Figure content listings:
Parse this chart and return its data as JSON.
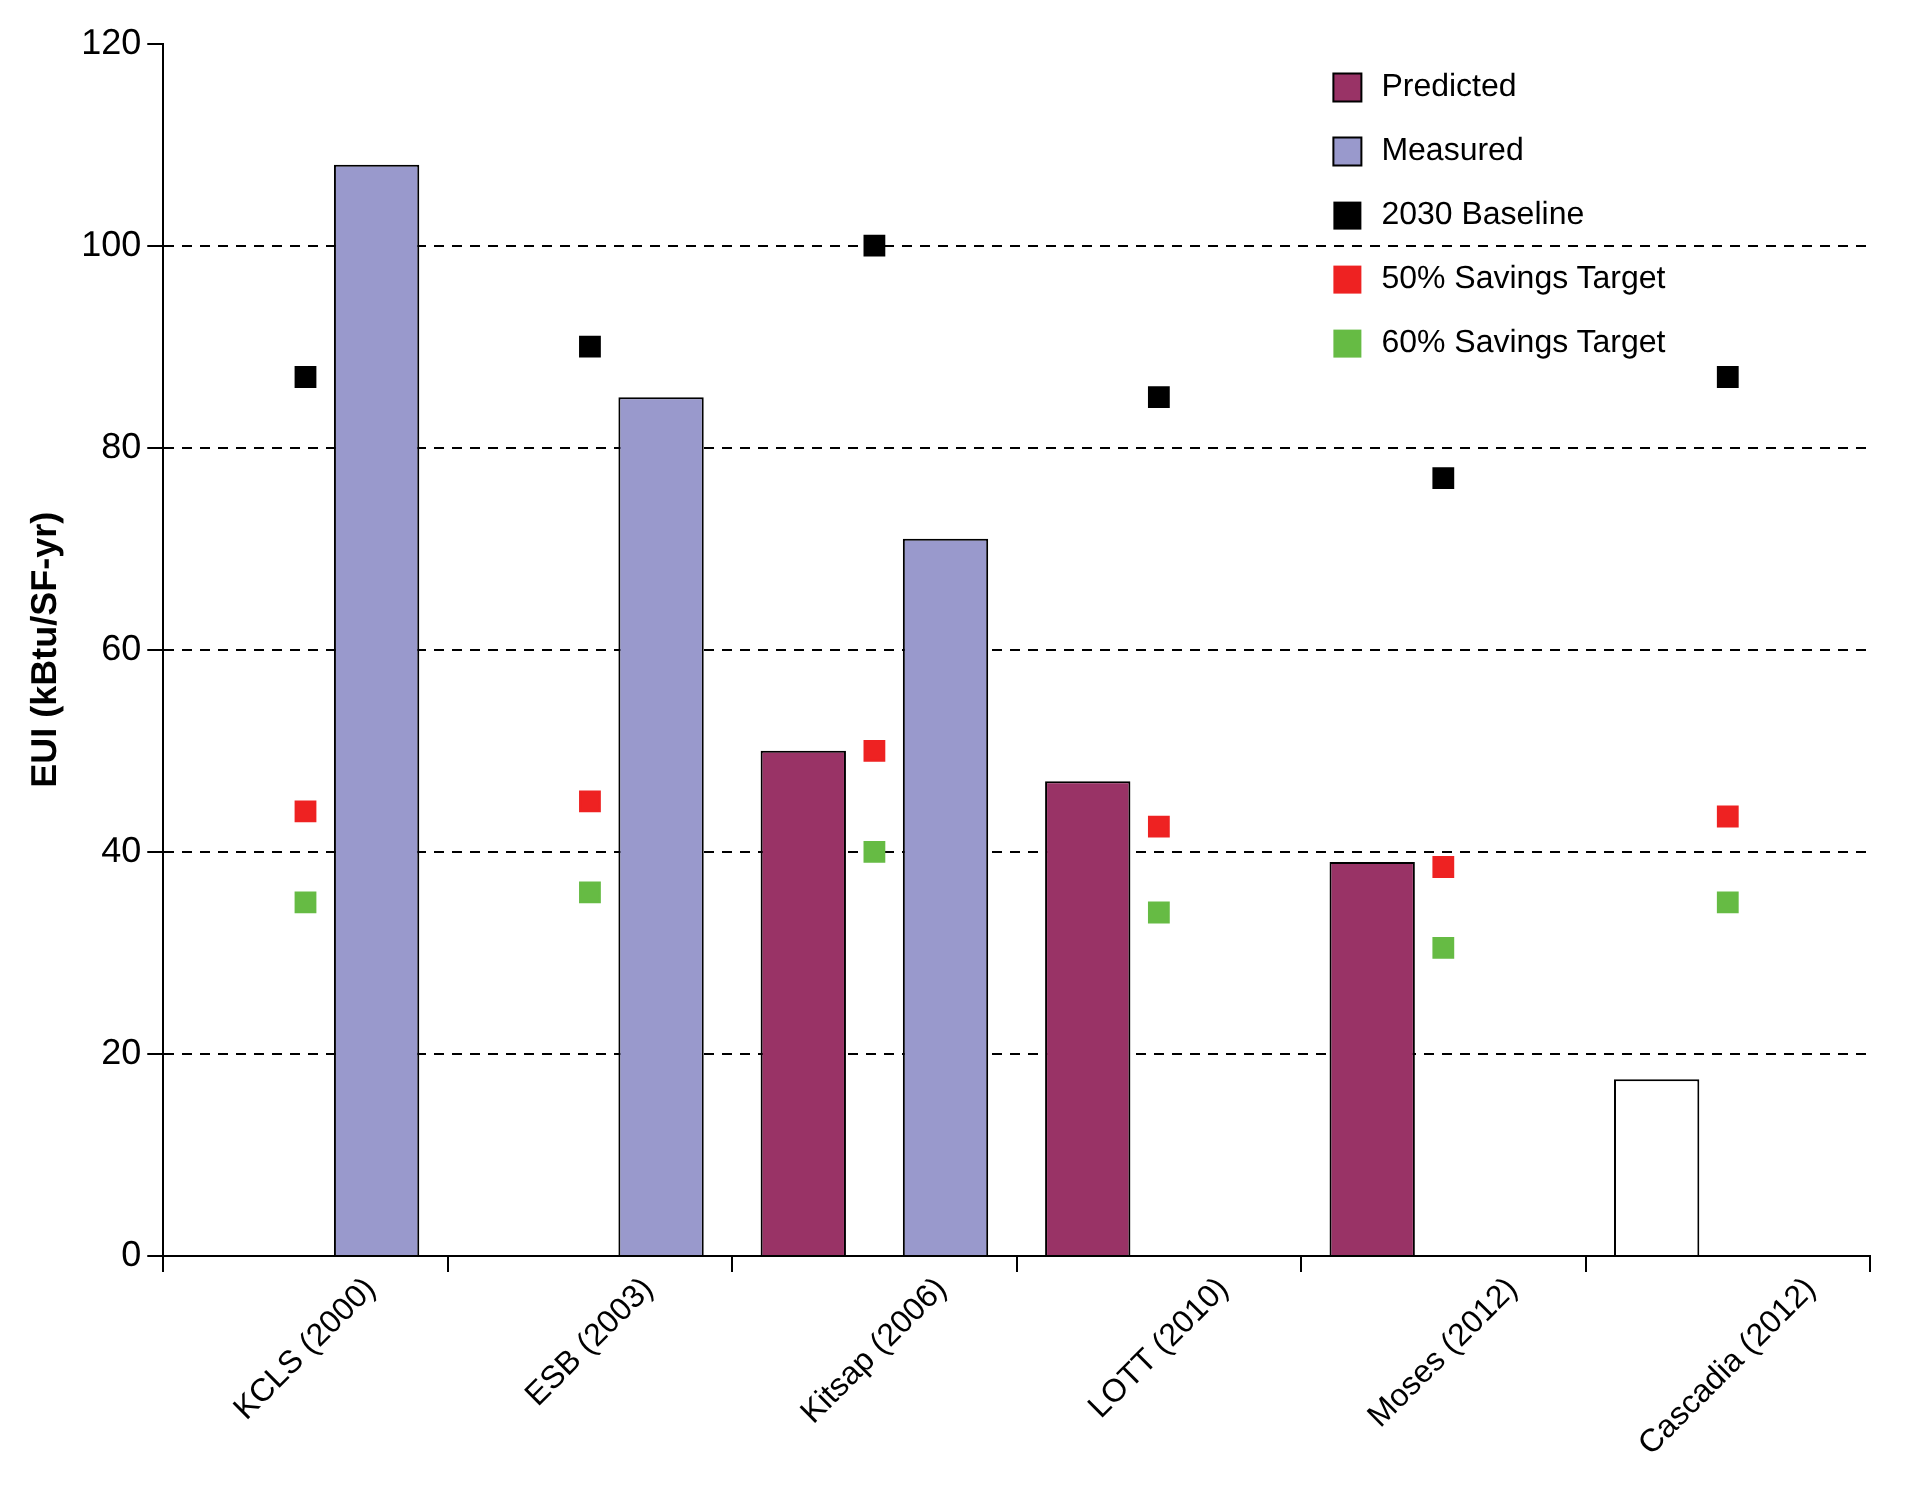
{
  "chart_data": {
    "type": "bar",
    "ylabel": "EUI (kBtu/SF-yr)",
    "categories": [
      "KCLS (2000)",
      "ESB (2003)",
      "Kitsap (2006)",
      "LOTT (2010)",
      "Moses (2012)",
      "Cascadia (2012)"
    ],
    "series": [
      {
        "name": "Predicted",
        "color": "#993366",
        "colors": [
          "#993366",
          "#993366",
          "#993366",
          "#993366",
          "#993366",
          "#ffffff"
        ],
        "values": [
          null,
          null,
          50,
          47,
          39,
          17.5
        ]
      },
      {
        "name": "Measured",
        "color": "#9999cc",
        "values": [
          108,
          85,
          71,
          null,
          null,
          null
        ]
      },
      {
        "name": "2030 Baseline",
        "type": "scatter",
        "color": "#000000",
        "x": [
          "KCLS (2000)",
          "ESB (2003)",
          "Kitsap (2006)",
          "LOTT (2010)",
          "Moses (2012)",
          "Cascadia (2012)"
        ],
        "values": [
          87,
          90,
          100,
          85,
          77,
          87
        ]
      },
      {
        "name": "50% Savings Target",
        "type": "scatter",
        "color": "#ee2222",
        "x": [
          "KCLS (2000)",
          "ESB (2003)",
          "Kitsap (2006)",
          "LOTT (2010)",
          "Moses (2012)",
          "Cascadia (2012)"
        ],
        "values": [
          44,
          45,
          50,
          42.5,
          38.5,
          43.5
        ]
      },
      {
        "name": "60% Savings Target",
        "type": "scatter",
        "color": "#66bb44",
        "x": [
          "KCLS (2000)",
          "ESB (2003)",
          "Kitsap (2006)",
          "LOTT (2010)",
          "Moses (2012)",
          "Cascadia (2012)"
        ],
        "values": [
          35,
          36,
          40,
          34,
          30.5,
          35
        ]
      }
    ],
    "marker": "square",
    "ylim": [
      0,
      120
    ],
    "yticks": [
      0,
      20,
      40,
      60,
      80,
      100,
      120
    ],
    "grid": "y",
    "legend": "top right"
  }
}
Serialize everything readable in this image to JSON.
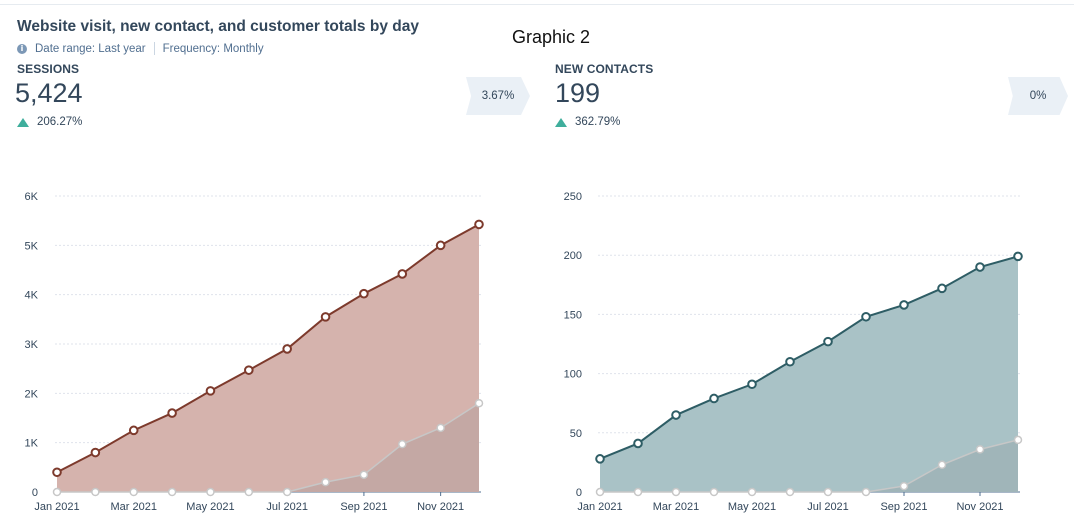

Problem:
Copy out every line of the material above exactly, skipping the pictures.

Exercise response:
Parse this chart and return its data as JSON.
{
  "chart_data": {
    "type": "bar",
    "ylabel": "EUI (kBtu/SF-yr)",
    "categories": [
      "KCLS (2000)",
      "ESB (2003)",
      "Kitsap (2006)",
      "LOTT (2010)",
      "Moses (2012)",
      "Cascadia (2012)"
    ],
    "series": [
      {
        "name": "Predicted",
        "color": "#993366",
        "colors": [
          "#993366",
          "#993366",
          "#993366",
          "#993366",
          "#993366",
          "#ffffff"
        ],
        "values": [
          null,
          null,
          50,
          47,
          39,
          17.5
        ]
      },
      {
        "name": "Measured",
        "color": "#9999cc",
        "values": [
          108,
          85,
          71,
          null,
          null,
          null
        ]
      },
      {
        "name": "2030 Baseline",
        "type": "scatter",
        "color": "#000000",
        "x": [
          "KCLS (2000)",
          "ESB (2003)",
          "Kitsap (2006)",
          "LOTT (2010)",
          "Moses (2012)",
          "Cascadia (2012)"
        ],
        "values": [
          87,
          90,
          100,
          85,
          77,
          87
        ]
      },
      {
        "name": "50% Savings Target",
        "type": "scatter",
        "color": "#ee2222",
        "x": [
          "KCLS (2000)",
          "ESB (2003)",
          "Kitsap (2006)",
          "LOTT (2010)",
          "Moses (2012)",
          "Cascadia (2012)"
        ],
        "values": [
          44,
          45,
          50,
          42.5,
          38.5,
          43.5
        ]
      },
      {
        "name": "60% Savings Target",
        "type": "scatter",
        "color": "#66bb44",
        "x": [
          "KCLS (2000)",
          "ESB (2003)",
          "Kitsap (2006)",
          "LOTT (2010)",
          "Moses (2012)",
          "Cascadia (2012)"
        ],
        "values": [
          35,
          36,
          40,
          34,
          30.5,
          35
        ]
      }
    ],
    "marker": "square",
    "ylim": [
      0,
      120
    ],
    "yticks": [
      0,
      20,
      40,
      60,
      80,
      100,
      120
    ],
    "grid": "y",
    "legend": "top right"
  }
}
Serialize everything readable in this image to JSON.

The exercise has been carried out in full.